*Parts of the exercise*:
1: For the text on over-generalising success, decide whether each statement agrees with it: (a) Process based automation is fantastic for manufacturing. (b) SAP grew up in the banking industry. (c) Process based automation involves three steps. Answer yes or no for each and quote the deciding words of the text.
2: Reproduce word for word part of the text on over-generalising success: begin at the words "Let’s look at" and stop after "highly repeatable processes.".

Is a very successful actor also very successful at choosing the best financial product?
COURTESY OF CAPITAL ONE FINANCIAL CORPORATION

One of the greatest problems of the business world today is the over-generalisation of success into contexts where that success is simply not transferable. We then compound that problem by stubbornly refusing to believe we have over-generalised and try to force that model where it just don’t fit.

Let’s look at a salient and virulent example: process based automation. Process based automation is the concept of (i) understanding the process, (ii) converting it into a workflow and then (iii) designing and developing machine-based automation (e.g. a software system) that ensures the process is undertaken quickly, consistently and verifiably. This is fantastic for manufacturing. Programming software to automate and accelerate highly repeated processes has delivered enormous productivity benefits. Indeed major software vendors, like SAP, grew up in chemical industries and other manufacturers, undertaking materials management, production planning and payroll: i.e. highly repeatable processes.

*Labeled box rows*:
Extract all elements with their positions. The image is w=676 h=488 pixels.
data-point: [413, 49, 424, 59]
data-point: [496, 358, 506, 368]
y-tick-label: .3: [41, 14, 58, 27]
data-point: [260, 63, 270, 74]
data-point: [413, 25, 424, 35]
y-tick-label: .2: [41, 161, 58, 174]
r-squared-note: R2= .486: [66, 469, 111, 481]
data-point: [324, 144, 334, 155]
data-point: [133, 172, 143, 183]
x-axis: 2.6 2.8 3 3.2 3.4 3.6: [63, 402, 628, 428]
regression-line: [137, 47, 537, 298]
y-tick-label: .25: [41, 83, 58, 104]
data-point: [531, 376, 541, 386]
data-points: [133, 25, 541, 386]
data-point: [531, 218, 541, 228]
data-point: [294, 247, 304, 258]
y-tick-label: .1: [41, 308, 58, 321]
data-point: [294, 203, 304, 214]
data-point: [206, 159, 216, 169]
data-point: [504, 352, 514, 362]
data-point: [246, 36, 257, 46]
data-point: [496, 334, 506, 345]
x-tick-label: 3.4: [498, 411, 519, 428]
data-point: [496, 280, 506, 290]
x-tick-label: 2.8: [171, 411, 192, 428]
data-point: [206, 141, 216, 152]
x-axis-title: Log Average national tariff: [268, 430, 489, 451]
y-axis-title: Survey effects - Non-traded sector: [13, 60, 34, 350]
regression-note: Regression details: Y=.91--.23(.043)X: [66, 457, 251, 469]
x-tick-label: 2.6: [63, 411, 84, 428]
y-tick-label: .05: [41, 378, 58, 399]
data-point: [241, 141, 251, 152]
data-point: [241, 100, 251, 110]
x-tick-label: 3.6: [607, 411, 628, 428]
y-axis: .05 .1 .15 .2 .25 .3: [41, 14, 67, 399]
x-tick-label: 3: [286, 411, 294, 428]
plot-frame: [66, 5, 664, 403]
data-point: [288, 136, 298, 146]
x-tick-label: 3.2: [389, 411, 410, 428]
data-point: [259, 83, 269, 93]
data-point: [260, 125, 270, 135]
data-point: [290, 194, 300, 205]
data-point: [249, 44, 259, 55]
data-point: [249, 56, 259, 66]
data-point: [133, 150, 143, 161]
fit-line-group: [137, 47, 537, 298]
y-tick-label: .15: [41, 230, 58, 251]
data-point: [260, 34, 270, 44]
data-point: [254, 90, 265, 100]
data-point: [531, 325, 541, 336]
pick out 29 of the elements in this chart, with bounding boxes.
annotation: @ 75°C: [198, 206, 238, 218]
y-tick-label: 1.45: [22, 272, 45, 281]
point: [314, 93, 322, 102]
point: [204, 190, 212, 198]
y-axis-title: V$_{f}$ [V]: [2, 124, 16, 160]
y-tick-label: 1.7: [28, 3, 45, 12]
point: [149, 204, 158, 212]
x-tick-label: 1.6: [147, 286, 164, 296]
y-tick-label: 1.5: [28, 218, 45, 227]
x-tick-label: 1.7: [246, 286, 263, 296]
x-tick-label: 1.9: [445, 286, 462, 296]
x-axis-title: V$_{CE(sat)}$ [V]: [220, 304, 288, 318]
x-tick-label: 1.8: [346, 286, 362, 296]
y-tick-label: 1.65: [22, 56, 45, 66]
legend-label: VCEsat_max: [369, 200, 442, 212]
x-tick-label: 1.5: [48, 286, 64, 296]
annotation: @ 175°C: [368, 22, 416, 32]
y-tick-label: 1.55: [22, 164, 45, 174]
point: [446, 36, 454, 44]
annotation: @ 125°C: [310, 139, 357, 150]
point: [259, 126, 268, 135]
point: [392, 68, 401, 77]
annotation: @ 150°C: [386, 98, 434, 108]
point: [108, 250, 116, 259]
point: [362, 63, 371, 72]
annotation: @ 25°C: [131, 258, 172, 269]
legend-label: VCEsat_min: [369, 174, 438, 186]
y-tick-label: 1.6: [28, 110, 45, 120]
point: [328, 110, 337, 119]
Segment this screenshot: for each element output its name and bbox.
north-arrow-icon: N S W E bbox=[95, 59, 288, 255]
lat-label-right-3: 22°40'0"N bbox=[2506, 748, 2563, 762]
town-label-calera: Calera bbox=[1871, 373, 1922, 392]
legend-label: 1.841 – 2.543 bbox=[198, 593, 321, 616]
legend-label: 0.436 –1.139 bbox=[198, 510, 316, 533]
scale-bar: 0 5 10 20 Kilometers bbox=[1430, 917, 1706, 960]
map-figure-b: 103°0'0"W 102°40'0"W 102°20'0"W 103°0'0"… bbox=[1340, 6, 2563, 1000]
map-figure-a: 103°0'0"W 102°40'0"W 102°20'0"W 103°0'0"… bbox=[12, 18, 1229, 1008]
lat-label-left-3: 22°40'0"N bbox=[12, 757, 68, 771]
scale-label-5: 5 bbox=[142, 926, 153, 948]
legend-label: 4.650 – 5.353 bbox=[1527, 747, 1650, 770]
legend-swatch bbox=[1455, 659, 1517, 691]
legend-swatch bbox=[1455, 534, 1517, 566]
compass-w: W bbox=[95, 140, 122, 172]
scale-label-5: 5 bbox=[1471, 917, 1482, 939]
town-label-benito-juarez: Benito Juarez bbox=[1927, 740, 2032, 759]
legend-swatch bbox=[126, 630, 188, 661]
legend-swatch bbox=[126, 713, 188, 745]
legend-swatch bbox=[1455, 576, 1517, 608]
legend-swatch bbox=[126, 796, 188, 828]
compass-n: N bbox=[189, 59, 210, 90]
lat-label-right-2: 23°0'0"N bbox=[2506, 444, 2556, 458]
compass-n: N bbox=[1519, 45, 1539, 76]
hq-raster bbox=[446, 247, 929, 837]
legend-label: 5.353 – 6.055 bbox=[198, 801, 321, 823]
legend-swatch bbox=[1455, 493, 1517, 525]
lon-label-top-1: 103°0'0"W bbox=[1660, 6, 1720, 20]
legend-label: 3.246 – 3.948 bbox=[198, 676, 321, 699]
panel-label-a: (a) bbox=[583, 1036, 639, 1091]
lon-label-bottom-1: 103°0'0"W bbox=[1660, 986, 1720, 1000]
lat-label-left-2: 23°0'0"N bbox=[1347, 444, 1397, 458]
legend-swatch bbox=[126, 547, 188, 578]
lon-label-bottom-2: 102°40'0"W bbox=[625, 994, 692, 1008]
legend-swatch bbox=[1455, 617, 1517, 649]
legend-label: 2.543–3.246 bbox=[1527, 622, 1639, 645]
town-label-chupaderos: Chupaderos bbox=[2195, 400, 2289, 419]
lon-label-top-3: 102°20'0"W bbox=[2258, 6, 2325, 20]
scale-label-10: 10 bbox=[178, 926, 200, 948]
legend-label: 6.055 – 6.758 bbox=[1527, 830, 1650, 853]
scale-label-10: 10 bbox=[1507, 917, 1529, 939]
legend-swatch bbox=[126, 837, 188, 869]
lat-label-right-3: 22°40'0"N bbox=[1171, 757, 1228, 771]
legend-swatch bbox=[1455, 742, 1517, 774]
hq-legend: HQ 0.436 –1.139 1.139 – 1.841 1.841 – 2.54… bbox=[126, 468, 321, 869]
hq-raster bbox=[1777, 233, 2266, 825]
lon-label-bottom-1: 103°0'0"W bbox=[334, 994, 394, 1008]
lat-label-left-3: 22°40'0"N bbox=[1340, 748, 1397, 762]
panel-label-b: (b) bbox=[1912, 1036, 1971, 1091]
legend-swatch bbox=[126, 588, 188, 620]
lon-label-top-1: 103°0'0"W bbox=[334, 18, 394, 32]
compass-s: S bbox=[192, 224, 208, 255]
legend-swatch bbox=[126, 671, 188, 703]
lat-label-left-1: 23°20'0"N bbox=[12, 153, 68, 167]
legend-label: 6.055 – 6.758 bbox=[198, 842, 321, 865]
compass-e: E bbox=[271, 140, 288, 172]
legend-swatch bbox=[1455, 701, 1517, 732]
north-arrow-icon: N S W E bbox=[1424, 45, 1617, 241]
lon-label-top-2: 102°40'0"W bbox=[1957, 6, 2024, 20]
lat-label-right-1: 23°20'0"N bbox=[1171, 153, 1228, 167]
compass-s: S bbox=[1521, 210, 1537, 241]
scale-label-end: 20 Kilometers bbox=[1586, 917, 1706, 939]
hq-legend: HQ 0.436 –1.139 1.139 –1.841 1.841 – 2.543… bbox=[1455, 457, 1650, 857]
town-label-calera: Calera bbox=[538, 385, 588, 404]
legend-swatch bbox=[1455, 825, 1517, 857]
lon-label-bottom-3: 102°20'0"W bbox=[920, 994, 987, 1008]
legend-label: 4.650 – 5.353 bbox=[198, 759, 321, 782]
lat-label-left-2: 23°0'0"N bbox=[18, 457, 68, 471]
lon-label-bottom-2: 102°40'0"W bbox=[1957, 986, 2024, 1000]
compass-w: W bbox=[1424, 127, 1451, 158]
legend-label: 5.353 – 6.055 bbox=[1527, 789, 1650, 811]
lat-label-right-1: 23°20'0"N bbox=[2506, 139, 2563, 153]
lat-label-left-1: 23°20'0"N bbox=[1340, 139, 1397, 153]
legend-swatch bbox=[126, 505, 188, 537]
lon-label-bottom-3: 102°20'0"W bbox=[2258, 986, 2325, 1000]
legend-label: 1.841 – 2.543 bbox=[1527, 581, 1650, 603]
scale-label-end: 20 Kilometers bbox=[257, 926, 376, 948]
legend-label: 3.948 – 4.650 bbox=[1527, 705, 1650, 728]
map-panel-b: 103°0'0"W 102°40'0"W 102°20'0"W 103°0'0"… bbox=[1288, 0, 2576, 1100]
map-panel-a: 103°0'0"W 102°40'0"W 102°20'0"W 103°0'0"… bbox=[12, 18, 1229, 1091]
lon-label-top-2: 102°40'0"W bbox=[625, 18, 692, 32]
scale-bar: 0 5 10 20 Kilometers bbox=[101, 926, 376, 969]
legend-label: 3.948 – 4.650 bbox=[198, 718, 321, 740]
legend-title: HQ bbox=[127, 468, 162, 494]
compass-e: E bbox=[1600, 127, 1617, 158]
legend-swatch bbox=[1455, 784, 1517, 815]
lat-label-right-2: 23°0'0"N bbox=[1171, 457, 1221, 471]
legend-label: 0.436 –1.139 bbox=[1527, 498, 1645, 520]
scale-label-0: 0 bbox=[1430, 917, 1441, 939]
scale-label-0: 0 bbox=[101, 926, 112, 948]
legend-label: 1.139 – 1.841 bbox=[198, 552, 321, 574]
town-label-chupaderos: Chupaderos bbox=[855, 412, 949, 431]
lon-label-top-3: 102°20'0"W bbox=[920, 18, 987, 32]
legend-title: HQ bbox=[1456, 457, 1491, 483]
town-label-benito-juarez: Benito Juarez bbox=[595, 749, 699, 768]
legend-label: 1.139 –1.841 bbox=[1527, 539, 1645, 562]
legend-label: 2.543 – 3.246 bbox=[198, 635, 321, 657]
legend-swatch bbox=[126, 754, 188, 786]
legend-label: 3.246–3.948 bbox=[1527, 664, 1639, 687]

*Task responses*:
1:
(a) Yes: "This is fantastic for manufacturing."
(b) No: "major software vendors, like SAP, grew up in chemical industries and other manufacturers"
(c) Yes: "(i) understanding the process, (ii) converting it into a workflow and then (iii) designing and developing machine-based automation"

2:
Let’s look at a salient and virulent example: process based automation. Process based automation is the concept of (i) understanding the process, (ii) converting it into a workflow and then (iii) designing and developing machine-based automation (e.g. a software system) that ensures the process is undertaken quickly, consistently and verifiably. This is fantastic for manufacturing. Programming software to automate and accelerate highly repeated processes has delivered enormous productivity benefits. Indeed major software vendors, like SAP, grew up in chemical industries and other manufacturers, undertaking materials management, production planning and payroll: i.e. highly repeatable processes.